#### [WRITTEN EXERCISE]
Report how many lines of the following entries include the string "additional"; respond with the number alone.

--- Start ---

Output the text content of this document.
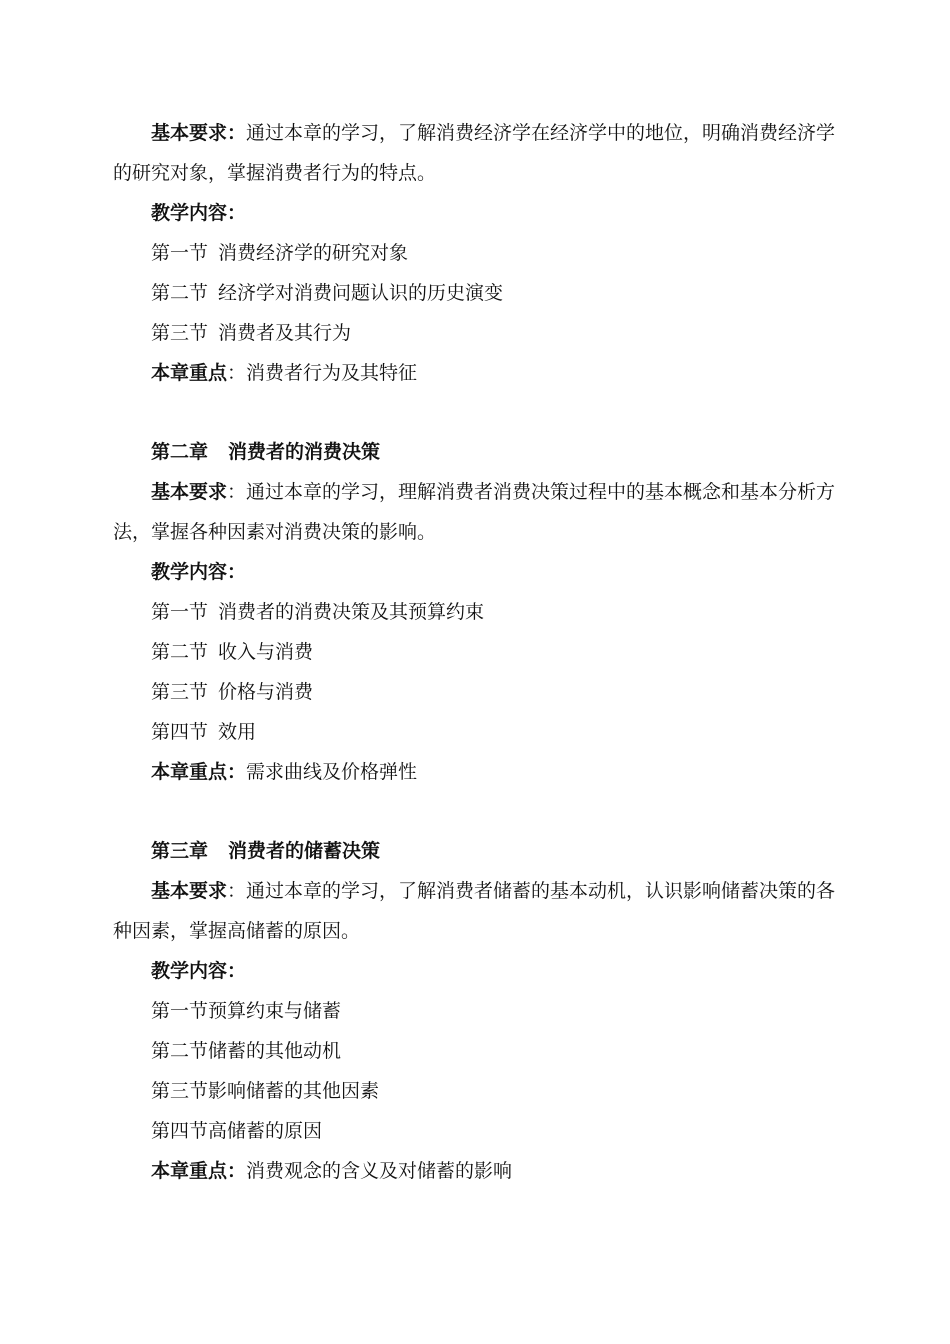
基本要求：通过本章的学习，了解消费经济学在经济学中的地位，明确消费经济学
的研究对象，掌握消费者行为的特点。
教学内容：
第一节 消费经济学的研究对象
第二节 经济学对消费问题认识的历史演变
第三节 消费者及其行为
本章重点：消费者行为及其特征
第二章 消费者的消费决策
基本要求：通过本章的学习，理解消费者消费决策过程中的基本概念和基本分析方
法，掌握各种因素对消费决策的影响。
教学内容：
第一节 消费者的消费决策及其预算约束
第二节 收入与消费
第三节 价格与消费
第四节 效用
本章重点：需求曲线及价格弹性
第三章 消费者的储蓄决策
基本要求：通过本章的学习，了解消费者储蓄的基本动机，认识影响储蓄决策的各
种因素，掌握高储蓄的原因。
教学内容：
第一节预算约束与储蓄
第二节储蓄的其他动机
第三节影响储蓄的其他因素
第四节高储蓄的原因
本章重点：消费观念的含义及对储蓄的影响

--- End ---
--- Start ---

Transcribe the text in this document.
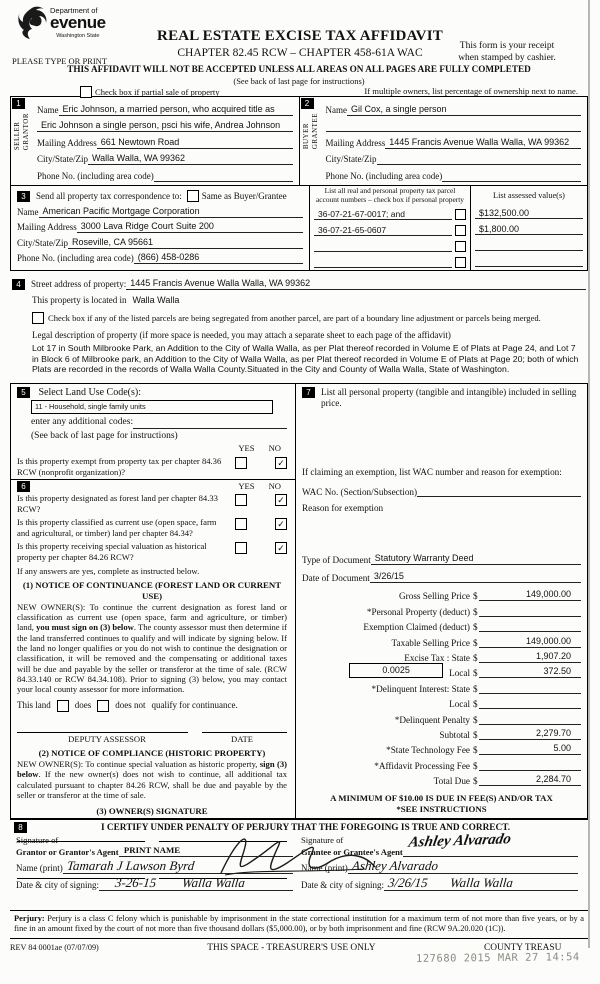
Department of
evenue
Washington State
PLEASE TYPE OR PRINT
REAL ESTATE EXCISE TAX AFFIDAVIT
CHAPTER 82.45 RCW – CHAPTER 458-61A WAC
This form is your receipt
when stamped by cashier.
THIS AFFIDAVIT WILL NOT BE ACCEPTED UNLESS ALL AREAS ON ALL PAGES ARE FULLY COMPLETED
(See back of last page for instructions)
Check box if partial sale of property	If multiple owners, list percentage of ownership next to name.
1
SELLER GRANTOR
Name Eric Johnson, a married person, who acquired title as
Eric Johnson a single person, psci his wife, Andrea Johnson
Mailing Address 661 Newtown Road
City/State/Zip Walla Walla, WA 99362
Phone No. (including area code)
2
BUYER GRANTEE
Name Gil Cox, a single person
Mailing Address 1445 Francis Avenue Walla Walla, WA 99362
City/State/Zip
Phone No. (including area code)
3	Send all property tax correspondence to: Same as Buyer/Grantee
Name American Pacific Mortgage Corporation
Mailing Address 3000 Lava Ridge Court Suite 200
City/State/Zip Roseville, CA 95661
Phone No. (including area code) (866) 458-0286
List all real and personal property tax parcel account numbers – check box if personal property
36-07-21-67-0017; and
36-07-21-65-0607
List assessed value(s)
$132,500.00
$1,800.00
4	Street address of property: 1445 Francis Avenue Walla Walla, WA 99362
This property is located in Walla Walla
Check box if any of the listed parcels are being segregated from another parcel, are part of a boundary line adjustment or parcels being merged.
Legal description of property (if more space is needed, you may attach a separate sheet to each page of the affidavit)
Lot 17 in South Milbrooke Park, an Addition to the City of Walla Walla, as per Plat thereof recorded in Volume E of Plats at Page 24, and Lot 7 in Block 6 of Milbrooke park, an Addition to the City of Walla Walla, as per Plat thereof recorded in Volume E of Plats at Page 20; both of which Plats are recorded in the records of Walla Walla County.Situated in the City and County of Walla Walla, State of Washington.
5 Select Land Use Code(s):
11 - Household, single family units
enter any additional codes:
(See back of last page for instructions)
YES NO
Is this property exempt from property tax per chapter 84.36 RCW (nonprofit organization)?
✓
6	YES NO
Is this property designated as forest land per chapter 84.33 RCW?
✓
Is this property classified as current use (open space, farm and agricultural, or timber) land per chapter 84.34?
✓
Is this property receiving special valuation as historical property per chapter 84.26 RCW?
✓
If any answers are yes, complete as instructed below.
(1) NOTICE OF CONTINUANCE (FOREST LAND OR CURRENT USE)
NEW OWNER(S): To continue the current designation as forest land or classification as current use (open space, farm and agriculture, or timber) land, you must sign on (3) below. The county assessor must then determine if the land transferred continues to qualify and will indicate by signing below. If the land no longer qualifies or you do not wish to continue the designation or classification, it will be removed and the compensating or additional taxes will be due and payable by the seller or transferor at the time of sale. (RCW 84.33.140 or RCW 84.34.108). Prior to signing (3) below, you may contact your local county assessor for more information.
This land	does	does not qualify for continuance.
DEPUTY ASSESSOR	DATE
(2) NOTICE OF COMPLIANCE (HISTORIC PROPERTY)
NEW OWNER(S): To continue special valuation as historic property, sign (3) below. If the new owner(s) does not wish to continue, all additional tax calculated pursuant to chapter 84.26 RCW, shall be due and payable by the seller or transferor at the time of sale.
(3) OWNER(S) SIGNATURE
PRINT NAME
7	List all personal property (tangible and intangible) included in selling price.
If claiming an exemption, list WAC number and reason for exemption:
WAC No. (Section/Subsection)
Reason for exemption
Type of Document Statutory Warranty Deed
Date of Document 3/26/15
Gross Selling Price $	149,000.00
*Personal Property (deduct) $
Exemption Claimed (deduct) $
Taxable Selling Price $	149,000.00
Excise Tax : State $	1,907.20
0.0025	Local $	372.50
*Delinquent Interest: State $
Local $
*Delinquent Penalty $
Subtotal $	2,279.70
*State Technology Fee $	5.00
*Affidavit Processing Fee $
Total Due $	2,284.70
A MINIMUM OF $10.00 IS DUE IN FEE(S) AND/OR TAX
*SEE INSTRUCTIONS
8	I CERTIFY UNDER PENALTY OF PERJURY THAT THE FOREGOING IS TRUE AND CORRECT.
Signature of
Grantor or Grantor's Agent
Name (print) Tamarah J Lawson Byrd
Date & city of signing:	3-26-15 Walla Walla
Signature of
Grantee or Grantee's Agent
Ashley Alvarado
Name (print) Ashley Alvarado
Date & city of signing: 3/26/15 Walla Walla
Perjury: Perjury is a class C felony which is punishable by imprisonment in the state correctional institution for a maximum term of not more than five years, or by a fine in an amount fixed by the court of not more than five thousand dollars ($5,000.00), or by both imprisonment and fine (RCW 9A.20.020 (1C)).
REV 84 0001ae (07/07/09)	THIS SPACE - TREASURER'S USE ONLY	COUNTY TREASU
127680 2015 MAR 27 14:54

--- End ---
--- Start ---

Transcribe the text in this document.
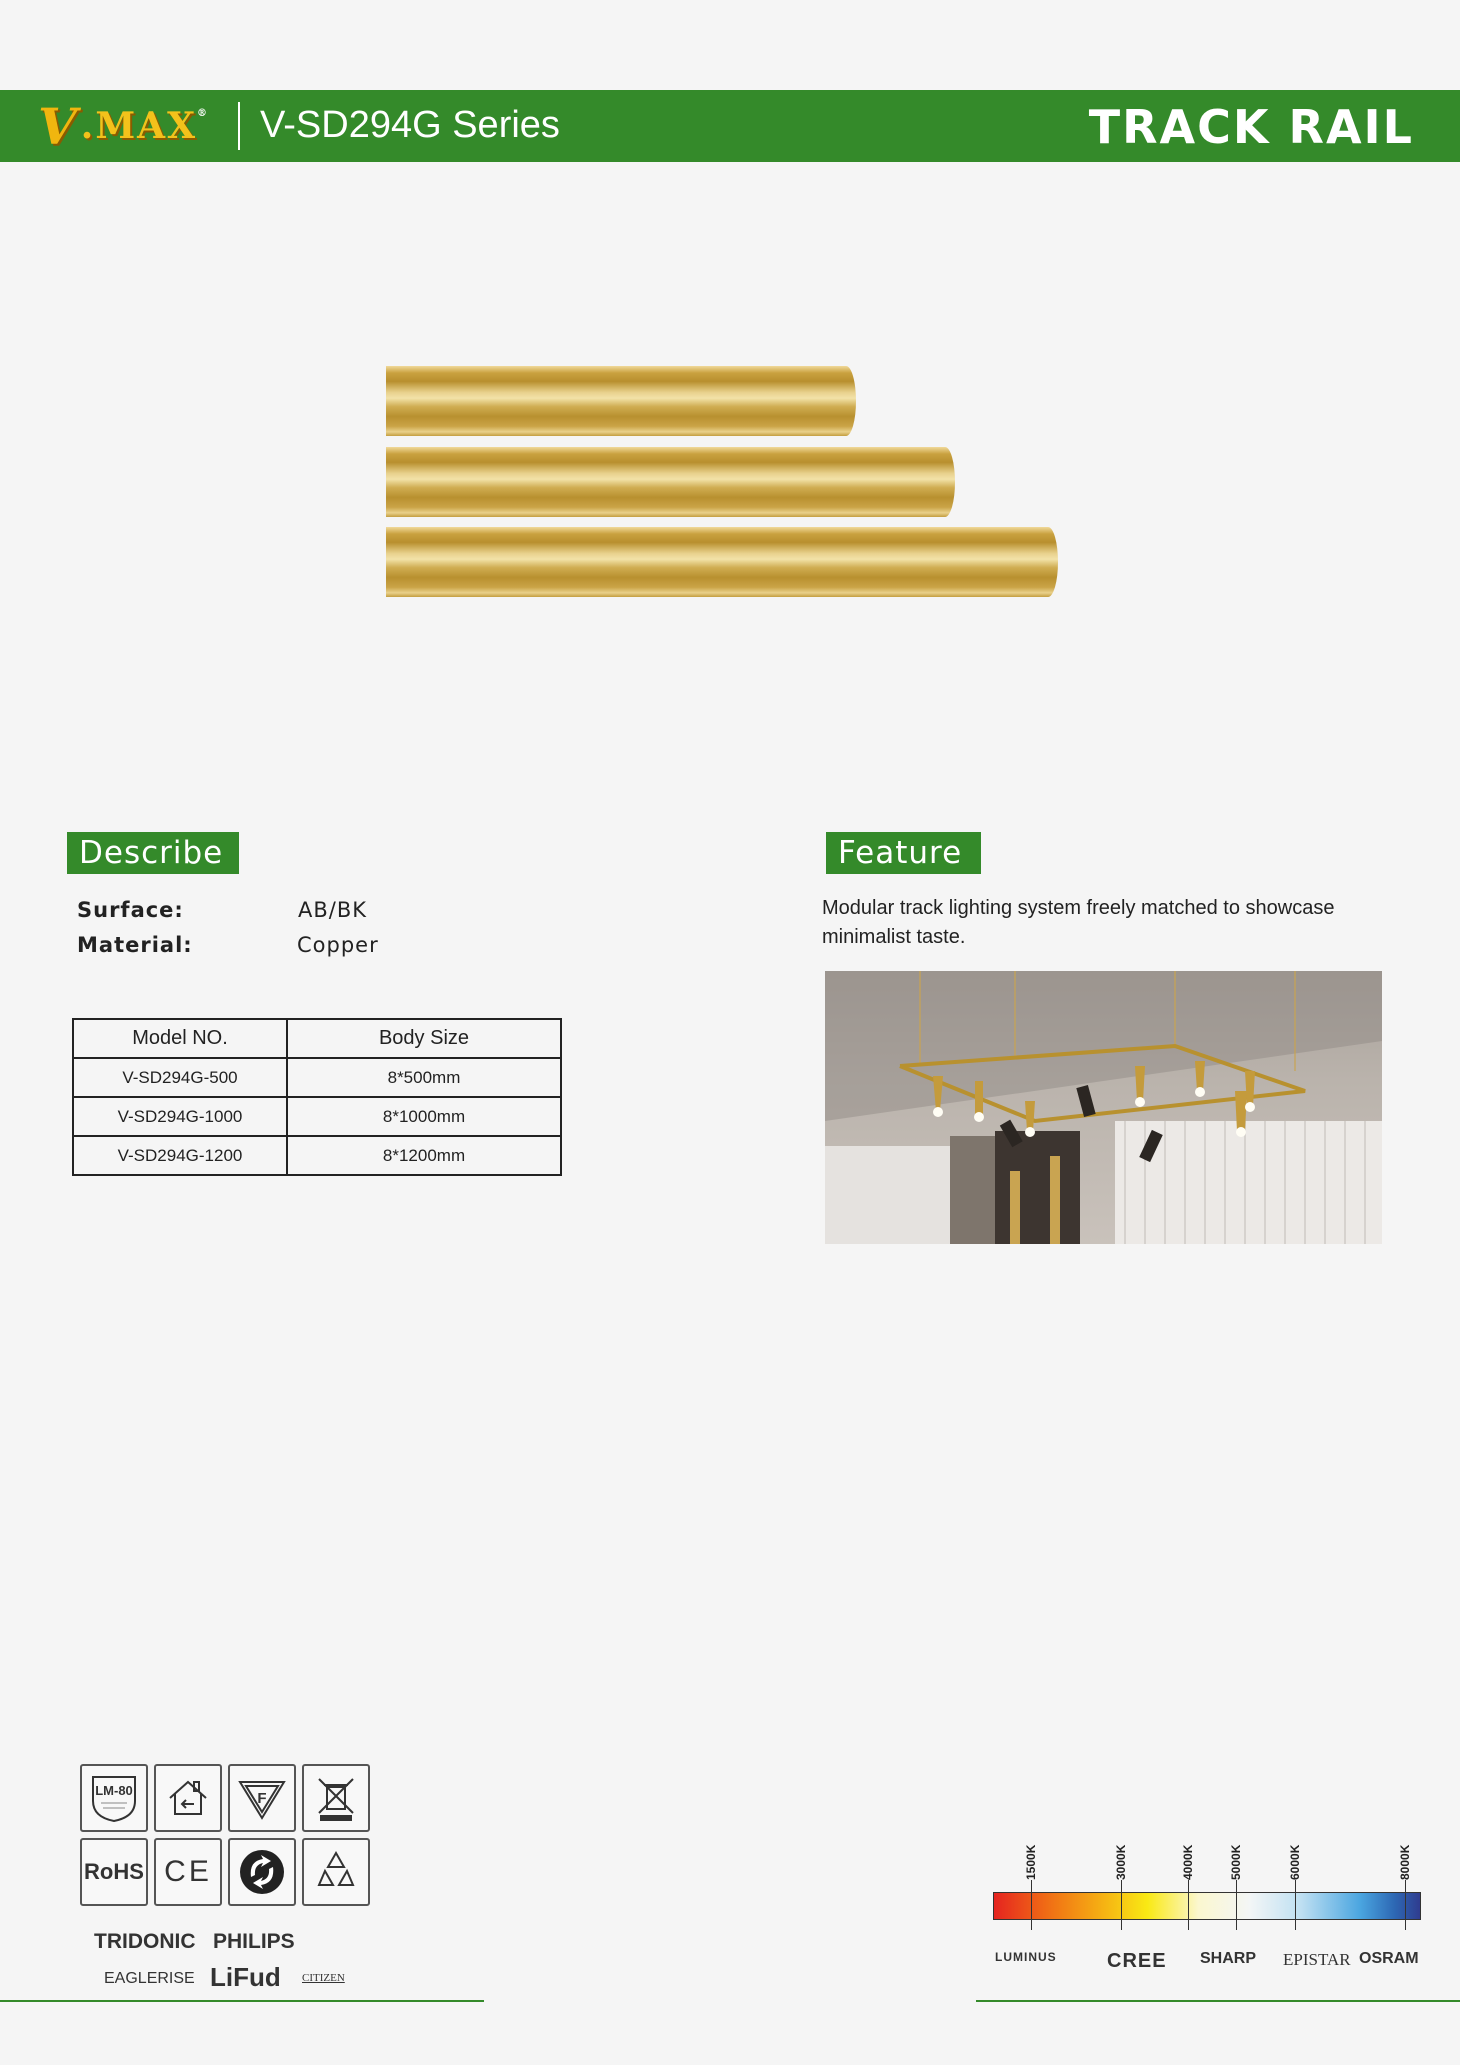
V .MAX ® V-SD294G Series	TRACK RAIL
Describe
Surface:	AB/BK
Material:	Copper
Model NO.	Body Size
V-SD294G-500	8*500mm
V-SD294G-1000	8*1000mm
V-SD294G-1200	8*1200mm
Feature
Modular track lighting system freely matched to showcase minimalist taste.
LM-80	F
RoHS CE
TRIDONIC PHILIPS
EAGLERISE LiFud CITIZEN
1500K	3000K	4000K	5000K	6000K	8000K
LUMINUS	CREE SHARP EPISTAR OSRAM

--- End ---

#### [FINAL RESULT]
3